## EXCERPTED TEXT
====
1:200 model of existing structure
The tower houses dormitory dwellings for single occupants with adaptable co-housing apartments in the former museum for various family arrangements alongside collective uses including working spaces, daycare, sauna and canteen.
Proposed tower typical plan
Proposed Typical Plan
Proposed Typical Floor Plan, Layers
Typical Plan, Demolition, Proposed and Heating
Perspective of personal room, in summer and winter
Room (Summer and Winter) – Easily movable furniture encourages temporal arrangements of living space that might change throughout the seasons.
Perspective of shared bathroom and personal sink
AM/PM – Each room has a personal sink as a counterpart to the shared bathroom.
Stove redesigned for more than one person
Stove – Questioning inherited standards of efficiency and domesticity. A stove redesigned for use by more than one person, becoming also a place to gather around.
Perspective of collective shoe tower and hand washing basin
Shoe Tower – Taking off shoes before entering the collective floor, as a subtle attempt to expand the sense of individual responsibility from room to building.
Perspective of heated table
Heated Table – Large heated tables are used in winter, as a centre of activities, where thermal conditions might begin to form social rituals rather than through programme.
Perspective of spot heating and insulate curtains
Spot Heating – Insulating curtains enclose parts of the living spaces around heated spots in the floor, conserving heat in a smaller area.
Envelope detail section, proposed and existing
Expanding the sealed envelope, letting the weather back in. The existing facade material is removed, refurbished and reassembled to form the new envelope. Existing concrete structure is exposed to use its thermal mass to regulate temperature.
Perspective of proposed facade envelope
Envelope – At first glance it appears that not much has changed, but it operates on the opposite principle – not sealed, but open to air and light, in some places without glass at all.
Proposed section drawing
Proposed transformations aim to reintroduce a ‘mid-scale’ between body and building to mediate climatic conditions using furniture, opening windows, external shading, vegetation. This is nothing new...
Perspective of proposed exterior with medieval bastion in foreground
Bastion House – Prioritising simple climatic instruments easily adjusted by inhabitants. The mid-scale is ultimately about allowing people to control their own comfort.
====
## REQUIREMENT 1
In the tower conversion text, what does each room have as a counterpart to the shared bathroom?
## REQUIREMENT 2
Pick up the tower conversion text after its last sentence and carry it on.
The material is not needed here.
====
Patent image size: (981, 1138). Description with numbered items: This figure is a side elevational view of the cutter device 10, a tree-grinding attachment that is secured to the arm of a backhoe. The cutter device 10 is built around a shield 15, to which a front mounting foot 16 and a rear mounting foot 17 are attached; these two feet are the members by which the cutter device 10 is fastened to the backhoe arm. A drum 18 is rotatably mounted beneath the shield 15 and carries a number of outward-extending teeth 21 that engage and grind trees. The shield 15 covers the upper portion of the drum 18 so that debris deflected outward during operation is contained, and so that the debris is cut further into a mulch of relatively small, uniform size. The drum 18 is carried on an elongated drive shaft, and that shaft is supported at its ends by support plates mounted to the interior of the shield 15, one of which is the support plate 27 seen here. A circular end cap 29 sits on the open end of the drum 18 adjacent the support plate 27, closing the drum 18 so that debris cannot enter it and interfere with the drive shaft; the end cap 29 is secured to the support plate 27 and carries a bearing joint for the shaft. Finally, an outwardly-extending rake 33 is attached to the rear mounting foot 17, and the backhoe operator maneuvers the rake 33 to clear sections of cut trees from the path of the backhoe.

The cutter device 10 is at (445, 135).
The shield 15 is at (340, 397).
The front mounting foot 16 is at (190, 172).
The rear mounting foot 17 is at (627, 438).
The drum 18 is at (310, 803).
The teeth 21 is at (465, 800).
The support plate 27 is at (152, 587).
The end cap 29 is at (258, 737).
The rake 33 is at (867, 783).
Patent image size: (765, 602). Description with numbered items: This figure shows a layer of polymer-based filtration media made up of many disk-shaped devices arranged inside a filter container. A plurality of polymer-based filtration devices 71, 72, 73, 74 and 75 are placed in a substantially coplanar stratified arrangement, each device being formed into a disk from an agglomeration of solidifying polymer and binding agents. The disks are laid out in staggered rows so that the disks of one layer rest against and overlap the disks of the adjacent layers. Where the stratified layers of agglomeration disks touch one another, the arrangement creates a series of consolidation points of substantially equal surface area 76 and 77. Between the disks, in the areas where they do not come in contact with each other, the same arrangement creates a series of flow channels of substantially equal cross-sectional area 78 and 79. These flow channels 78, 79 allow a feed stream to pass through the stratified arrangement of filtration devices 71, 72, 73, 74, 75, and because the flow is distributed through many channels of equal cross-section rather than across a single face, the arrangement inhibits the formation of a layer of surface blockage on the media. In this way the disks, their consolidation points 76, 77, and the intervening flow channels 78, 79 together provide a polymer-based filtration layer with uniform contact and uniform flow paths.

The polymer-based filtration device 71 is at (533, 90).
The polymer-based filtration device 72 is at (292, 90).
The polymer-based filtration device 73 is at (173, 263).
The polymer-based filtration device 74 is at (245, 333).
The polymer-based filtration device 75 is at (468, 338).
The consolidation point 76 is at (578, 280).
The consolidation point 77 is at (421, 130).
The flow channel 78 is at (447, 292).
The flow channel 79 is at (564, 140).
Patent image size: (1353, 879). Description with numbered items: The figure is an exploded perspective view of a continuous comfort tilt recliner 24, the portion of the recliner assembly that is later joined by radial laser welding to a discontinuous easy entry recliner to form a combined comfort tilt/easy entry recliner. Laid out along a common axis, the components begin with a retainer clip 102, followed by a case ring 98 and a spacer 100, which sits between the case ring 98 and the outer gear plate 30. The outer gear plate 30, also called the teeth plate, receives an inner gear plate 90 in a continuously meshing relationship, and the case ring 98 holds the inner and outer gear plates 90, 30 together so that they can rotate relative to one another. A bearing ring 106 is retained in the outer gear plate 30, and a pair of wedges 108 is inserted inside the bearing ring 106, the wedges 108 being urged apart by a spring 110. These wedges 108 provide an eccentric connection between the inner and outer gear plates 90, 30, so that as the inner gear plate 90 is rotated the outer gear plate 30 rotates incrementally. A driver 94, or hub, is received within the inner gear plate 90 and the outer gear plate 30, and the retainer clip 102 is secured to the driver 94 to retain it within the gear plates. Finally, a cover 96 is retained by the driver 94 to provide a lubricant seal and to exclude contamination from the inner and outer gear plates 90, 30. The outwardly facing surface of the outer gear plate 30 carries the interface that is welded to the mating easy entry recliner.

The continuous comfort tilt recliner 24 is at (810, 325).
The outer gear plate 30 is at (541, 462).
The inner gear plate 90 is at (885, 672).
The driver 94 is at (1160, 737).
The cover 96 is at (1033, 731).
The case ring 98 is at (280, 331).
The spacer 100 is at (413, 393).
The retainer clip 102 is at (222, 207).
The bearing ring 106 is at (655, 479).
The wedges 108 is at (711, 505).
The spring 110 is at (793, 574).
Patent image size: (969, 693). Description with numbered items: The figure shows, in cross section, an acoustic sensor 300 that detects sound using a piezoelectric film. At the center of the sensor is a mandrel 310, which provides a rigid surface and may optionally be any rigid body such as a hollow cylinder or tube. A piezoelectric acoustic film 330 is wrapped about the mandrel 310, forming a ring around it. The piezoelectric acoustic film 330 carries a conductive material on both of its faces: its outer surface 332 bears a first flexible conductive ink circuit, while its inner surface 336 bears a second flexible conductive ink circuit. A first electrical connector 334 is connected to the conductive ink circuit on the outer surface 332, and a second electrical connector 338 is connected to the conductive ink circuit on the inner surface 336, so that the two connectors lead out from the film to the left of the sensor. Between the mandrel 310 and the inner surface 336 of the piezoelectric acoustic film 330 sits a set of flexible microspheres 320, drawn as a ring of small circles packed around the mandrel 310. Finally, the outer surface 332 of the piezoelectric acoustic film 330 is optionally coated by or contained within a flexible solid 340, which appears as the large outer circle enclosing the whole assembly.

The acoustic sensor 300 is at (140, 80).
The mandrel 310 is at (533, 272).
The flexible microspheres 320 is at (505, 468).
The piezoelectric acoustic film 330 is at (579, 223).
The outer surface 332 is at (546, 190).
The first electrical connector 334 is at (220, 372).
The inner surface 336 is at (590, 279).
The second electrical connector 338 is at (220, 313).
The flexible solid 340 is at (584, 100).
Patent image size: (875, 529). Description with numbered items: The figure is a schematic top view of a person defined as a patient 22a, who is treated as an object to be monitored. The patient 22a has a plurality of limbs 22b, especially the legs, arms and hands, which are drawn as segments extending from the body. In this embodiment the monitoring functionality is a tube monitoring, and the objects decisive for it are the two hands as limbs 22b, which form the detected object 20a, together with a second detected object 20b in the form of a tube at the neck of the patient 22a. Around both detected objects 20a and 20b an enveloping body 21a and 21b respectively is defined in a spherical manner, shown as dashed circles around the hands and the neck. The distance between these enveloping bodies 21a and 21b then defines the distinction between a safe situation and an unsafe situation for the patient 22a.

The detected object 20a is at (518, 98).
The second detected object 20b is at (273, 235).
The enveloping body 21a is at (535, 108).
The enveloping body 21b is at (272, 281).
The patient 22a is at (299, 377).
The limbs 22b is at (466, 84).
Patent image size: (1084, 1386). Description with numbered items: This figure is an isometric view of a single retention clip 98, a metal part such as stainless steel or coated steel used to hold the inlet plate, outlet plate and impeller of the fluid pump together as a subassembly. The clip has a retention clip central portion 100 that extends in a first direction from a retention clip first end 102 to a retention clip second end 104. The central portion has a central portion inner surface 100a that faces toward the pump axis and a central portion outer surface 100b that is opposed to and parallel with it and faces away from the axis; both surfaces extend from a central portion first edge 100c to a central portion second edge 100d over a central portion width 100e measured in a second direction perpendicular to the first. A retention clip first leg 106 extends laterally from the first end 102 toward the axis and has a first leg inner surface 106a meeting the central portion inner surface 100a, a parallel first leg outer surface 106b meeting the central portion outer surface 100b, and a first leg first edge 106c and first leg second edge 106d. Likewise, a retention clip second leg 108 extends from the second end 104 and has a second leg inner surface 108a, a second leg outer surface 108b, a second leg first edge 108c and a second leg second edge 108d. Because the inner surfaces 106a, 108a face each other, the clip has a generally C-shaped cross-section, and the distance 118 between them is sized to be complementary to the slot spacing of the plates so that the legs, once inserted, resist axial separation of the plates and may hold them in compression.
====
## ANSWER 1
A personal sink.

## ANSWER 2
1:50 model of proposed typical plan
Proposed co-housing in former museum
In the former museum, duplex apartments as mezzanines are inserted into the double-height galleries, recalling the peculiar indoor streets of the original museum displays – small buildings within a building surrounded by unheated buffer zones open to appropriation.
Perspective of proposed interior of former museum
Street – Unheated buffer is both technical and social. Here, occasional dinners with neighbours, serendipitous conversations or shared after school childcare might take place.
Proposed lower ground, ground and podium plans
For the whole site, reconciliating the relationship to the ground through landscape. Making porous, defining courtyards, creating a clearer front door.
Perspective of courtyard and logistics
Courtyard and Logistics – Last mile delivery infrastructure occupies the lower ground floor, adding more economic value by simply appropriating the existing service road. The central courtyard is rediscovered as a planted garden, letting in daylight and organising the building.
Proposed section
Opening the opaque facade of the former museum to the neighbouring garden and the Barbican Estate. Large sliding sections are opened in summer, with activities spilling outdoors. Interior and exterior become a bit ambiguous.
Perspective of proposed former museum facade, opened in summer
Open Air – The project tries to depart from the sacrifice often associated with sustainability, instead making changes that could lead towards alternative, more thrilling ways of living, one that is closer to the joys of climate.